(Entries taken from a collection)
begin
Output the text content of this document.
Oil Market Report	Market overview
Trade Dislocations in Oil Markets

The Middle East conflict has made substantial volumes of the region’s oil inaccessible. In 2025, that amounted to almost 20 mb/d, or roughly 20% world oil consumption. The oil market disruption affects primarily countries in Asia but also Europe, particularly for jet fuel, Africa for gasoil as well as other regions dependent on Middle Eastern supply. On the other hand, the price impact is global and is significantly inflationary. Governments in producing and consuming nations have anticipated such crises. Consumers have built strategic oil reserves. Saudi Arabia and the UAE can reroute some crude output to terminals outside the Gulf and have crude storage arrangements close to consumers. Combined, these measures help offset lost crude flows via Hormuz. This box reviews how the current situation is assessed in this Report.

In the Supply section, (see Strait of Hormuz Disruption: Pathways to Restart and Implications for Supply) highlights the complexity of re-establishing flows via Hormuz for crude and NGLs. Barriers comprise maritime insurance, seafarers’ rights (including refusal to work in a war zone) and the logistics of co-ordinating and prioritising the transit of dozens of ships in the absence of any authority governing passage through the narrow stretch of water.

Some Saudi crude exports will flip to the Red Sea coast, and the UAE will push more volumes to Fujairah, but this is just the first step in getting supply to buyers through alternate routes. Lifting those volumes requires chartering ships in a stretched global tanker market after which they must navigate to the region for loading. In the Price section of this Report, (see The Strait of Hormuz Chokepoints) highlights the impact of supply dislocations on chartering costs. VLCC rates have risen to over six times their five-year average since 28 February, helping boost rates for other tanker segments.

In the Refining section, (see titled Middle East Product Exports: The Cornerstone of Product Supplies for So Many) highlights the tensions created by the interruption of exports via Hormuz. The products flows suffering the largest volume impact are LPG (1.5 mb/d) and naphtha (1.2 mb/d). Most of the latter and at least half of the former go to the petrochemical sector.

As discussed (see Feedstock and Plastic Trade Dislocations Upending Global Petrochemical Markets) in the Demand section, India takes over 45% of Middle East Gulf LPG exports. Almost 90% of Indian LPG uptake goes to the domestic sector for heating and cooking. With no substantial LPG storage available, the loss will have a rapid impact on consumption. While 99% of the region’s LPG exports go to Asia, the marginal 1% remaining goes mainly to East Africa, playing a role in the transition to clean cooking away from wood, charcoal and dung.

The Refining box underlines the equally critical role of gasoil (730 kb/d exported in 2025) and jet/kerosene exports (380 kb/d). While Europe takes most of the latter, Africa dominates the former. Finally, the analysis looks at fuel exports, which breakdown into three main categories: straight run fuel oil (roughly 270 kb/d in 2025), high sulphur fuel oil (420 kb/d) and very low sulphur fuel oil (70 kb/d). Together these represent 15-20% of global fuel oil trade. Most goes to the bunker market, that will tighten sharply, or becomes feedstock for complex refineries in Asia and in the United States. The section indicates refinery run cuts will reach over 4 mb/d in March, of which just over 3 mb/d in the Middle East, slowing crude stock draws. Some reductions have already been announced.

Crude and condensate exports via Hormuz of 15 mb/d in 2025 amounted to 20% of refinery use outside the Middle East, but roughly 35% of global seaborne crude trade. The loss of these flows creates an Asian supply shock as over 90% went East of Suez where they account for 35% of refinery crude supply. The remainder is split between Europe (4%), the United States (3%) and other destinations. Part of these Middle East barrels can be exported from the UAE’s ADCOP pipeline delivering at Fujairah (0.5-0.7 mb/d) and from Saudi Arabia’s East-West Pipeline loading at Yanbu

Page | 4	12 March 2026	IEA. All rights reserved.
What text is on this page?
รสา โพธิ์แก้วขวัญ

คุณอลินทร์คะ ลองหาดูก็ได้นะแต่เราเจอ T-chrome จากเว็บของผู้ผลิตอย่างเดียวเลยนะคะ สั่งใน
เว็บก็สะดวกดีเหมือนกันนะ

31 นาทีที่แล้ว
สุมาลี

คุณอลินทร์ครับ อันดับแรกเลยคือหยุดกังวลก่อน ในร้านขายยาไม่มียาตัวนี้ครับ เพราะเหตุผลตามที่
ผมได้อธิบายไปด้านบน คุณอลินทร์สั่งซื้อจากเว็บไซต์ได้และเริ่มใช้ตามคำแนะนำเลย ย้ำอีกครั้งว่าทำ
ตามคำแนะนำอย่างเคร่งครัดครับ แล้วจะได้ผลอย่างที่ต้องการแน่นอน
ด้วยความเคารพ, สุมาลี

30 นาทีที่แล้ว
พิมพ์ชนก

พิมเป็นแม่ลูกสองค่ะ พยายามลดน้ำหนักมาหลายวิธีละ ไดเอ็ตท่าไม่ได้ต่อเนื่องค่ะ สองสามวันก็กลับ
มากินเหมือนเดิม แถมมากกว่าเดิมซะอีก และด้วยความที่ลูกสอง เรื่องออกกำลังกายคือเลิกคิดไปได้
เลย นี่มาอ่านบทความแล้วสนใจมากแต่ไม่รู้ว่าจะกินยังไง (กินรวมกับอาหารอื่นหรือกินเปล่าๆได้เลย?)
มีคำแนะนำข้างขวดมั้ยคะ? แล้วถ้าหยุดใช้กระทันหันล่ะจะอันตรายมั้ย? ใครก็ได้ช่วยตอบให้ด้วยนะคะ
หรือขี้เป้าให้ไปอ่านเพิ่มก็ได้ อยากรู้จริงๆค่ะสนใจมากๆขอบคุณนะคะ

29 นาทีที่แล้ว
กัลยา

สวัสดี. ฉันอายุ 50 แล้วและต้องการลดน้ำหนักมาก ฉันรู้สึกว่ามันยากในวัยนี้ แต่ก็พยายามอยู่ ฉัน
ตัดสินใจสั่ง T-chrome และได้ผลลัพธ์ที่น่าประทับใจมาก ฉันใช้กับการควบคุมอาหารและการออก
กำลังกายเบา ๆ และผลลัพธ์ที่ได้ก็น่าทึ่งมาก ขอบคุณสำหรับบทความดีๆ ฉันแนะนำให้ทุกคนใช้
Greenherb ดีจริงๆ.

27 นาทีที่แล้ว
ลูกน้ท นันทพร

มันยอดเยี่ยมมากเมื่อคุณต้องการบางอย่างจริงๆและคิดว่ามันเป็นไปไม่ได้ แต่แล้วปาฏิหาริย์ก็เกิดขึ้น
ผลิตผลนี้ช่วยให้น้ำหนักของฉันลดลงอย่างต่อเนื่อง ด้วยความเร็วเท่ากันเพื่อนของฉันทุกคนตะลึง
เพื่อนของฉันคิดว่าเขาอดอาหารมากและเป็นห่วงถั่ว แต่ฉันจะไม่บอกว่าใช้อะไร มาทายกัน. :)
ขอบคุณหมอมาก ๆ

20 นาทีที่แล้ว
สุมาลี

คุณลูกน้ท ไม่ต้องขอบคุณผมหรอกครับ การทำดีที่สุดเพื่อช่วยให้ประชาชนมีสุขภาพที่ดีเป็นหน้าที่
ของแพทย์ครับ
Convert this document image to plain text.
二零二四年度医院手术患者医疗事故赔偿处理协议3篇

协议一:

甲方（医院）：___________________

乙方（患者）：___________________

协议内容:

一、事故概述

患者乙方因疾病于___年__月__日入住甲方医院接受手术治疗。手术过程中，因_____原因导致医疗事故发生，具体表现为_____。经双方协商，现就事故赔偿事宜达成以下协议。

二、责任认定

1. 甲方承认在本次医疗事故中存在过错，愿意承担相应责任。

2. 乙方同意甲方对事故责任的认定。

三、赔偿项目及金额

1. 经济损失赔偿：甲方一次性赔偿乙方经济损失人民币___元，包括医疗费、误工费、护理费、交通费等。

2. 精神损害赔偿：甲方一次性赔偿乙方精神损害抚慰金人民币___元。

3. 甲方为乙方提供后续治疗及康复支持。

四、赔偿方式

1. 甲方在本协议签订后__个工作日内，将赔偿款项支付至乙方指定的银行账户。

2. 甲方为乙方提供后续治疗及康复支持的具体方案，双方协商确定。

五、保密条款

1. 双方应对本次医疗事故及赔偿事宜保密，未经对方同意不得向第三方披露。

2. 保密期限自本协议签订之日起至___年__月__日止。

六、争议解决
end
Retype nothing except the lines from the line holding "Convert this document image to plain text." through the last line of the entries, both included.

TASK RESULT:
Convert this document image to plain text.
二零二四年度医院手术患者医疗事故赔偿处理协议3篇

协议一:

甲方（医院）：___________________

乙方（患者）：___________________

协议内容:

一、事故概述

患者乙方因疾病于___年__月__日入住甲方医院接受手术治疗。手术过程中，因_____原因导致医疗事故发生，具体表现为_____。经双方协商，现就事故赔偿事宜达成以下协议。

二、责任认定

1. 甲方承认在本次医疗事故中存在过错，愿意承担相应责任。

2. 乙方同意甲方对事故责任的认定。

三、赔偿项目及金额

1. 经济损失赔偿：甲方一次性赔偿乙方经济损失人民币___元，包括医疗费、误工费、护理费、交通费等。

2. 精神损害赔偿：甲方一次性赔偿乙方精神损害抚慰金人民币___元。

3. 甲方为乙方提供后续治疗及康复支持。

四、赔偿方式

1. 甲方在本协议签订后__个工作日内，将赔偿款项支付至乙方指定的银行账户。

2. 甲方为乙方提供后续治疗及康复支持的具体方案，双方协商确定。

五、保密条款

1. 双方应对本次医疗事故及赔偿事宜保密，未经对方同意不得向第三方披露。

2. 保密期限自本协议签订之日起至___年__月__日止。

六、争议解决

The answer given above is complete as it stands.